● **Aim**: Copy out the complete listing, word for word.
--- Start Data in this exercise ---
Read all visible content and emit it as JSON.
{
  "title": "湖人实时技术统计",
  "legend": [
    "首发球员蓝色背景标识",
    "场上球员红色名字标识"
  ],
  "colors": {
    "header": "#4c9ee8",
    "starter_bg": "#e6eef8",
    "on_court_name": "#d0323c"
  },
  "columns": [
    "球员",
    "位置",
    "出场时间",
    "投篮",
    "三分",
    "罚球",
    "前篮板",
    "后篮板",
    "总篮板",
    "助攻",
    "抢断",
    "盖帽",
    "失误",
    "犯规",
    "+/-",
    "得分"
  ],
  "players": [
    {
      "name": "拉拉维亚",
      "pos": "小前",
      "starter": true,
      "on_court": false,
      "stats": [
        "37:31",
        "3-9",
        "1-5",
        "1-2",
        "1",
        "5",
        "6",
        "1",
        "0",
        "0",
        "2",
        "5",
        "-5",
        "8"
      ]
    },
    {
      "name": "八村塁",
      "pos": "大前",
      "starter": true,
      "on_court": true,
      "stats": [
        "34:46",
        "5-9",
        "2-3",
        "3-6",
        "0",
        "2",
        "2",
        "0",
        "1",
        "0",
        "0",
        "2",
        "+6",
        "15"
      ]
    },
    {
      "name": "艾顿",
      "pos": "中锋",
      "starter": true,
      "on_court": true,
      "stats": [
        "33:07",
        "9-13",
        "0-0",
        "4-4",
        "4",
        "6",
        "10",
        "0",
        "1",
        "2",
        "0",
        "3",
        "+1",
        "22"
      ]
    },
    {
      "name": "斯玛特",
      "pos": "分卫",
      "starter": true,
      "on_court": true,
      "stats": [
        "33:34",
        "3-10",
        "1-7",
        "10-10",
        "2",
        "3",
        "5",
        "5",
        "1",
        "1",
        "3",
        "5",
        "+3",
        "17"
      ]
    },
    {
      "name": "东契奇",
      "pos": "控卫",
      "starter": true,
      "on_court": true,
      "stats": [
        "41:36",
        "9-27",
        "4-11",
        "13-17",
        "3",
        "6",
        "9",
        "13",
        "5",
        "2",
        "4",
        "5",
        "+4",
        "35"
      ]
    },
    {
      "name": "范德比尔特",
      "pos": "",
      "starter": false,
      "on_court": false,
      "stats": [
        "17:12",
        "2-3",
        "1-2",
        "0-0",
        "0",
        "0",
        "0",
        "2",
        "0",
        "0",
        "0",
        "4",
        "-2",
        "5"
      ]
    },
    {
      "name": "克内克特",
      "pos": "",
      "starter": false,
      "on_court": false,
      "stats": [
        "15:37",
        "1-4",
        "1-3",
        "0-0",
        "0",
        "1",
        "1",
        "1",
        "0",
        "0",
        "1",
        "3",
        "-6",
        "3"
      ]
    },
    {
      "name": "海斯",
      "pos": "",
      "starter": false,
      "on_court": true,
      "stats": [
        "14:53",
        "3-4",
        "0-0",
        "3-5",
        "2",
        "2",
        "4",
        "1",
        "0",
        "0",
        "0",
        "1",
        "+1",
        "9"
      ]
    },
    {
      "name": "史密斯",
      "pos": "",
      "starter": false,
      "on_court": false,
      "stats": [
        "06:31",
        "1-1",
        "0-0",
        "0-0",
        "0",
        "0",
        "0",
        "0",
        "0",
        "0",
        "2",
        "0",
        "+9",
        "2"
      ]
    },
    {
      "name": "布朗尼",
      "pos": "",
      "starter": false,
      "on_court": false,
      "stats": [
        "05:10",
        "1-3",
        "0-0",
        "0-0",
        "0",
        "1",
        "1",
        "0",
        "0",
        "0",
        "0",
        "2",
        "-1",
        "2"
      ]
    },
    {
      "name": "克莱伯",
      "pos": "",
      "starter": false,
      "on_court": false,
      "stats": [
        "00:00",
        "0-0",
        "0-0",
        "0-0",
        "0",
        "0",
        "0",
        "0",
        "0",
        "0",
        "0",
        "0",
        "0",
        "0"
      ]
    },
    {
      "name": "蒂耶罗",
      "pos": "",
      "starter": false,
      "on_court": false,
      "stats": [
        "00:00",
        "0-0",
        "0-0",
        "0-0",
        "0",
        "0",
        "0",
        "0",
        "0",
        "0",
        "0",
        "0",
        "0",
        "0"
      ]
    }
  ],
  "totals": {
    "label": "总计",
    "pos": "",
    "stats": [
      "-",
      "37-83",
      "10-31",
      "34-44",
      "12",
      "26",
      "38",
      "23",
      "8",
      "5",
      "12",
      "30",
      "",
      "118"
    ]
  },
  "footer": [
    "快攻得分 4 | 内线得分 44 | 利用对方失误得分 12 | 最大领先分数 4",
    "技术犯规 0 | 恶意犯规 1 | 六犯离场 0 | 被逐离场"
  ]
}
--- End Data in this exercise ---
● **Reply to the task**:
Read all visible content and emit it as JSON.
{
  "title": "湖人实时技术统计",
  "legend": [
    "首发球员蓝色背景标识",
    "场上球员红色名字标识"
  ],
  "colors": {
    "header": "#4c9ee8",
    "starter_bg": "#e6eef8",
    "on_court_name": "#d0323c"
  },
  "columns": [
    "球员",
    "位置",
    "出场时间",
    "投篮",
    "三分",
    "罚球",
    "前篮板",
    "后篮板",
    "总篮板",
    "助攻",
    "抢断",
    "盖帽",
    "失误",
    "犯规",
    "+/-",
    "得分"
  ],
  "players": [
    {
      "name": "拉拉维亚",
      "pos": "小前",
      "starter": true,
      "on_court": false,
      "stats": [
        "37:31",
        "3-9",
        "1-5",
        "1-2",
        "1",
        "5",
        "6",
        "1",
        "0",
        "0",
        "2",
        "5",
        "-5",
        "8"
      ]
    },
    {
      "name": "八村塁",
      "pos": "大前",
      "starter": true,
      "on_court": true,
      "stats": [
        "34:46",
        "5-9",
        "2-3",
        "3-6",
        "0",
        "2",
        "2",
        "0",
        "1",
        "0",
        "0",
        "2",
        "+6",
        "15"
      ]
    },
    {
      "name": "艾顿",
      "pos": "中锋",
      "starter": true,
      "on_court": true,
      "stats": [
        "33:07",
        "9-13",
        "0-0",
        "4-4",
        "4",
        "6",
        "10",
        "0",
        "1",
        "2",
        "0",
        "3",
        "+1",
        "22"
      ]
    },
    {
      "name": "斯玛特",
      "pos": "分卫",
      "starter": true,
      "on_court": true,
      "stats": [
        "33:34",
        "3-10",
        "1-7",
        "10-10",
        "2",
        "3",
        "5",
        "5",
        "1",
        "1",
        "3",
        "5",
        "+3",
        "17"
      ]
    },
    {
      "name": "东契奇",
      "pos": "控卫",
      "starter": true,
      "on_court": true,
      "stats": [
        "41:36",
        "9-27",
        "4-11",
        "13-17",
        "3",
        "6",
        "9",
        "13",
        "5",
        "2",
        "4",
        "5",
        "+4",
        "35"
      ]
    },
    {
      "name": "范德比尔特",
      "pos": "",
      "starter": false,
      "on_court": false,
      "stats": [
        "17:12",
        "2-3",
        "1-2",
        "0-0",
        "0",
        "0",
        "0",
        "2",
        "0",
        "0",
        "0",
        "4",
        "-2",
        "5"
      ]
    },
    {
      "name": "克内克特",
      "pos": "",
      "starter": false,
      "on_court": false,
      "stats": [
        "15:37",
        "1-4",
        "1-3",
        "0-0",
        "0",
        "1",
        "1",
        "1",
        "0",
        "0",
        "1",
        "3",
        "-6",
        "3"
      ]
    },
    {
      "name": "海斯",
      "pos": "",
      "starter": false,
      "on_court": true,
      "stats": [
        "14:53",
        "3-4",
        "0-0",
        "3-5",
        "2",
        "2",
        "4",
        "1",
        "0",
        "0",
        "0",
        "1",
        "+1",
        "9"
      ]
    },
    {
      "name": "史密斯",
      "pos": "",
      "starter": false,
      "on_court": false,
      "stats": [
        "06:31",
        "1-1",
        "0-0",
        "0-0",
        "0",
        "0",
        "0",
        "0",
        "0",
        "0",
        "2",
        "0",
        "+9",
        "2"
      ]
    },
    {
      "name": "布朗尼",
      "pos": "",
      "starter": false,
      "on_court": false,
      "stats": [
        "05:10",
        "1-3",
        "0-0",
        "0-0",
        "0",
        "1",
        "1",
        "0",
        "0",
        "0",
        "0",
        "2",
        "-1",
        "2"
      ]
    },
    {
      "name": "克莱伯",
      "pos": "",
      "starter": false,
      "on_court": false,
      "stats": [
        "00:00",
        "0-0",
        "0-0",
        "0-0",
        "0",
        "0",
        "0",
        "0",
        "0",
        "0",
        "0",
        "0",
        "0",
        "0"
      ]
    },
    {
      "name": "蒂耶罗",
      "pos": "",
      "starter": false,
      "on_court": false,
      "stats": [
        "00:00",
        "0-0",
        "0-0",
        "0-0",
        "0",
        "0",
        "0",
        "0",
        "0",
        "0",
        "0",
        "0",
        "0",
        "0"
      ]
    }
  ],
  "totals": {
    "label": "总计",
    "pos": "",
    "stats": [
      "-",
      "37-83",
      "10-31",
      "34-44",
      "12",
      "26",
      "38",
      "23",
      "8",
      "5",
      "12",
      "30",
      "",
      "118"
    ]
  },
  "footer": [
    "快攻得分 4 | 内线得分 44 | 利用对方失误得分 12 | 最大领先分数 4",
    "技术犯规 0 | 恶意犯规 1 | 六犯离场 0 | 被逐离场"
  ]
}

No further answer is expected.